# Brief
Restate the material word for word and leave out anything that is a picture.

# Material provided
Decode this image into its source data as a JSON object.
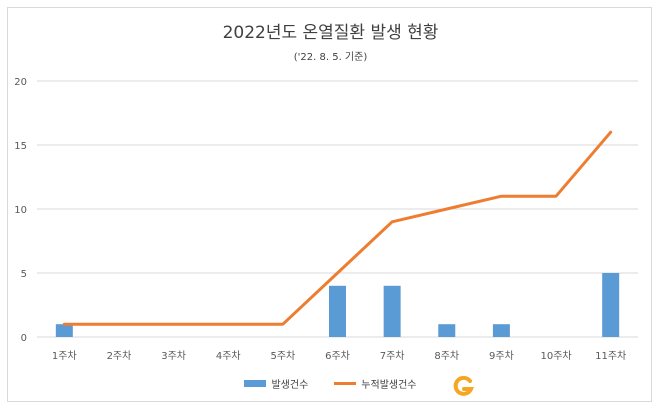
{
  "chart_data": {
    "type": "bar+line",
    "title": "2022년도 온열질환 발생 현황",
    "subtitle": "('22. 8. 5. 기준)",
    "categories": [
      "1주차",
      "2주차",
      "3주차",
      "4주차",
      "5주차",
      "6주차",
      "7주차",
      "8주차",
      "9주차",
      "10주차",
      "11주차"
    ],
    "series": [
      {
        "name": "발생건수",
        "type": "bar",
        "color": "#5b9bd5",
        "values": [
          1,
          0,
          0,
          0,
          0,
          4,
          4,
          1,
          1,
          0,
          5
        ]
      },
      {
        "name": "누적발생건수",
        "type": "line",
        "color": "#ed7d31",
        "values": [
          1,
          1,
          1,
          1,
          1,
          5,
          9,
          10,
          11,
          11,
          16
        ]
      }
    ],
    "ylim": [
      0,
      20
    ],
    "yticks": [
      0,
      5,
      10,
      15,
      20
    ],
    "grid": true,
    "legend": "bottom"
  }
}
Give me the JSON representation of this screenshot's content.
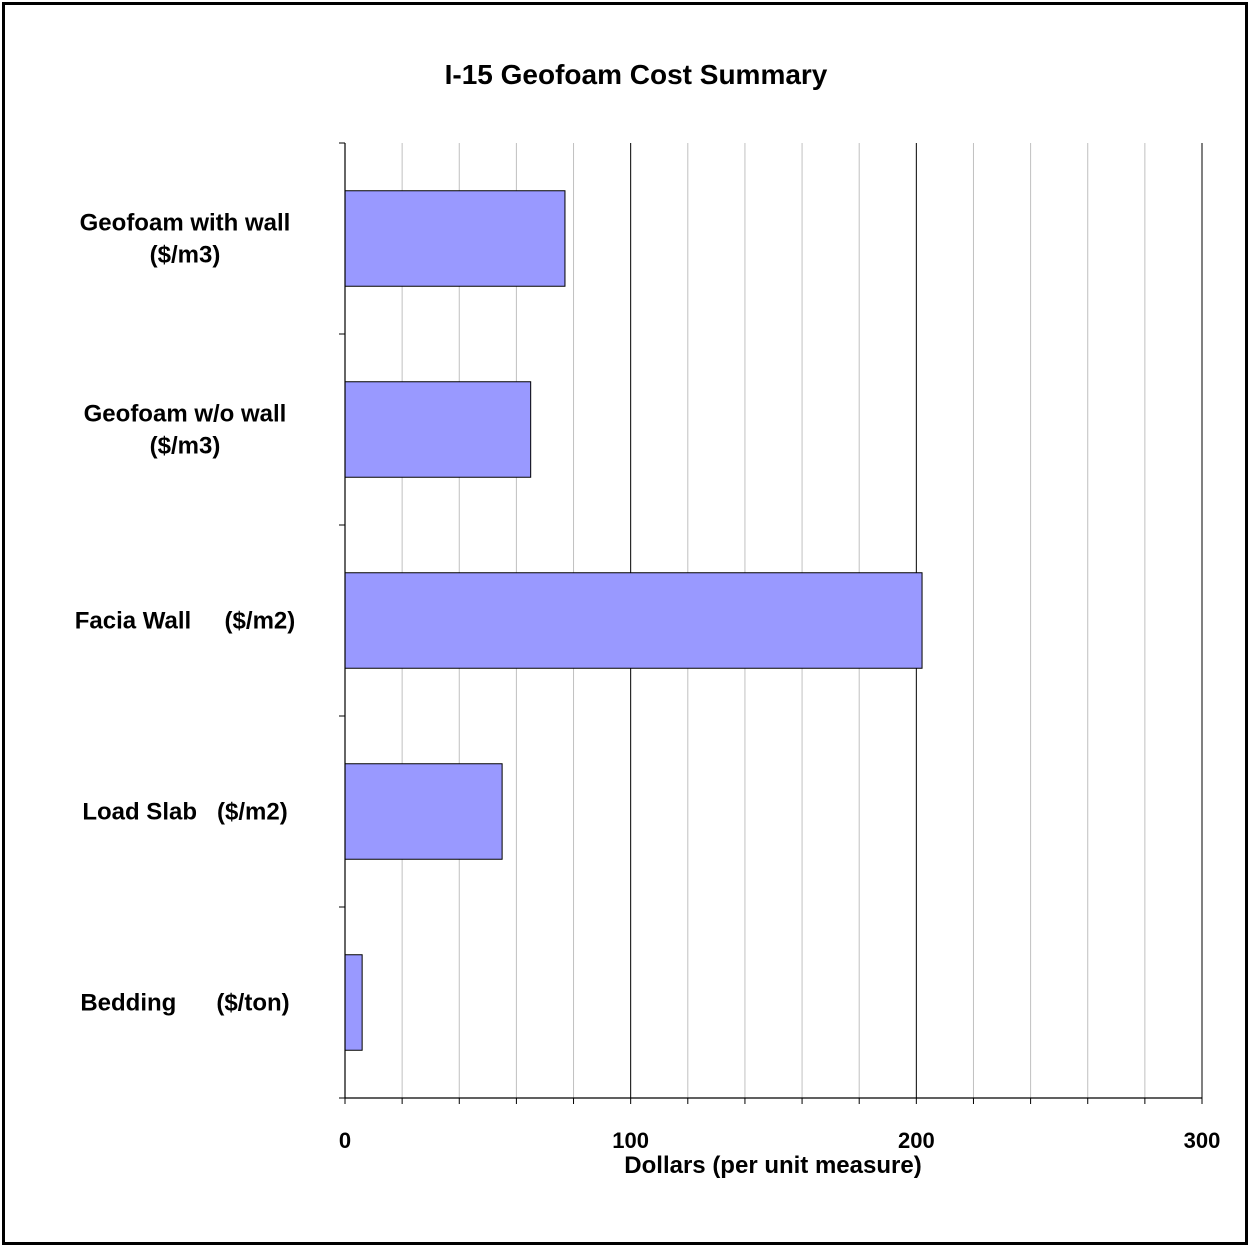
{
  "chart_data": {
    "type": "bar",
    "orientation": "horizontal",
    "title": "I-15 Geofoam Cost Summary",
    "xlabel": "Dollars (per unit measure)",
    "ylabel": "",
    "categories": [
      [
        "Geofoam with wall",
        "($/m3)"
      ],
      [
        "Geofoam w/o wall",
        "($/m3)"
      ],
      [
        "Facia Wall     ($/m2)"
      ],
      [
        "Load Slab   ($/m2)"
      ],
      [
        "Bedding      ($/ton)"
      ]
    ],
    "values": [
      77,
      65,
      202,
      55,
      6
    ],
    "xlim": [
      0,
      300
    ],
    "xticks": [
      "0",
      "100",
      "200",
      "300"
    ],
    "major_step": 100,
    "minor_step": 20,
    "grid": true,
    "legend": "none",
    "colors": {
      "bar": "#9999ff",
      "bar_edge": "#000000",
      "major_grid": "#000000",
      "minor_grid": "#c0c0c0"
    }
  }
}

# Task output
Decode this image into its source data as a JSON object.
{
  "chart_data": {
    "type": "bar+line",
    "title": "2022년도 온열질환 발생 현황",
    "subtitle": "('22. 8. 5. 기준)",
    "categories": [
      "1주차",
      "2주차",
      "3주차",
      "4주차",
      "5주차",
      "6주차",
      "7주차",
      "8주차",
      "9주차",
      "10주차",
      "11주차"
    ],
    "series": [
      {
        "name": "발생건수",
        "type": "bar",
        "color": "#5b9bd5",
        "values": [
          1,
          0,
          0,
          0,
          0,
          4,
          4,
          1,
          1,
          0,
          5
        ]
      },
      {
        "name": "누적발생건수",
        "type": "line",
        "color": "#ed7d31",
        "values": [
          1,
          1,
          1,
          1,
          1,
          5,
          9,
          10,
          11,
          11,
          16
        ]
      }
    ],
    "ylim": [
      0,
      20
    ],
    "yticks": [
      0,
      5,
      10,
      15,
      20
    ],
    "grid": true,
    "legend": "bottom"
  }
}
Give me the JSON representation of this screenshot's content.
{
  "chart_data": {
    "type": "bar",
    "orientation": "horizontal",
    "title": "I-15 Geofoam Cost Summary",
    "xlabel": "Dollars (per unit measure)",
    "ylabel": "",
    "categories": [
      [
        "Geofoam with wall",
        "($/m3)"
      ],
      [
        "Geofoam w/o wall",
        "($/m3)"
      ],
      [
        "Facia Wall     ($/m2)"
      ],
      [
        "Load Slab   ($/m2)"
      ],
      [
        "Bedding      ($/ton)"
      ]
    ],
    "values": [
      77,
      65,
      202,
      55,
      6
    ],
    "xlim": [
      0,
      300
    ],
    "xticks": [
      "0",
      "100",
      "200",
      "300"
    ],
    "major_step": 100,
    "minor_step": 20,
    "grid": true,
    "legend": "none",
    "colors": {
      "bar": "#9999ff",
      "bar_edge": "#000000",
      "major_grid": "#000000",
      "minor_grid": "#c0c0c0"
    }
  }
}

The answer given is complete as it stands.